Return the line containing "What data populates" and all lines after it exactly; stop at the end of the material.

==== Given data

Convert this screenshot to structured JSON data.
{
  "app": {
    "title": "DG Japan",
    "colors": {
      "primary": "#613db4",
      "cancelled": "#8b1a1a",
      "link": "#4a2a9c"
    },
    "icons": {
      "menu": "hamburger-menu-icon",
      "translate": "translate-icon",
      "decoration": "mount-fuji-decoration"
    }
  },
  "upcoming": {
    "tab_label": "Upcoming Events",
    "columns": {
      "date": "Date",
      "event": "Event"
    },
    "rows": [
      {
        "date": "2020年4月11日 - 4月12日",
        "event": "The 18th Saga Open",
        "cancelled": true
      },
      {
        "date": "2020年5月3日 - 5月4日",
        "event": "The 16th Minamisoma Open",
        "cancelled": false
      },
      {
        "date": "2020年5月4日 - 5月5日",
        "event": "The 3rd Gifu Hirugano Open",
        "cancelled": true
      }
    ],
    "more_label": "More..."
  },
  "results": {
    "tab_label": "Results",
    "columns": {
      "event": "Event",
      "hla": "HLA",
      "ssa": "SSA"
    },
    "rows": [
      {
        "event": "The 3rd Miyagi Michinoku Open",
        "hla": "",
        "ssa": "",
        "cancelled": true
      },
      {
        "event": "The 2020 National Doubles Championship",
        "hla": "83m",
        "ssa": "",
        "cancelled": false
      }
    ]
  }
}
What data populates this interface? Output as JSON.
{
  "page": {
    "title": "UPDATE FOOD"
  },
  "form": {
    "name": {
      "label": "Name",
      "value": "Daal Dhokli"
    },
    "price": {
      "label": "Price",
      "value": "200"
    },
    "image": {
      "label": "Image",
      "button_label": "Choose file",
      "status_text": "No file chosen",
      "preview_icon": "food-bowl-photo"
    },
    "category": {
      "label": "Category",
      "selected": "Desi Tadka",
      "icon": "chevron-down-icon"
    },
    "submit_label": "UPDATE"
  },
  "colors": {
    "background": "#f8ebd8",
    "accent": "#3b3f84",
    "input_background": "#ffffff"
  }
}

========

Answer to this problem:
What data populates this interface? Output as JSON.
{
  "page": {
    "title": "UPDATE FOOD"
  },
  "form": {
    "name": {
      "label": "Name",
      "value": "Daal Dhokli"
    },
    "price": {
      "label": "Price",
      "value": "200"
    },
    "image": {
      "label": "Image",
      "button_label": "Choose file",
      "status_text": "No file chosen",
      "preview_icon": "food-bowl-photo"
    },
    "category": {
      "label": "Category",
      "selected": "Desi Tadka",
      "icon": "chevron-down-icon"
    },
    "submit_label": "UPDATE"
  },
  "colors": {
    "background": "#f8ebd8",
    "accent": "#3b3f84",
    "input_background": "#ffffff"
  }
}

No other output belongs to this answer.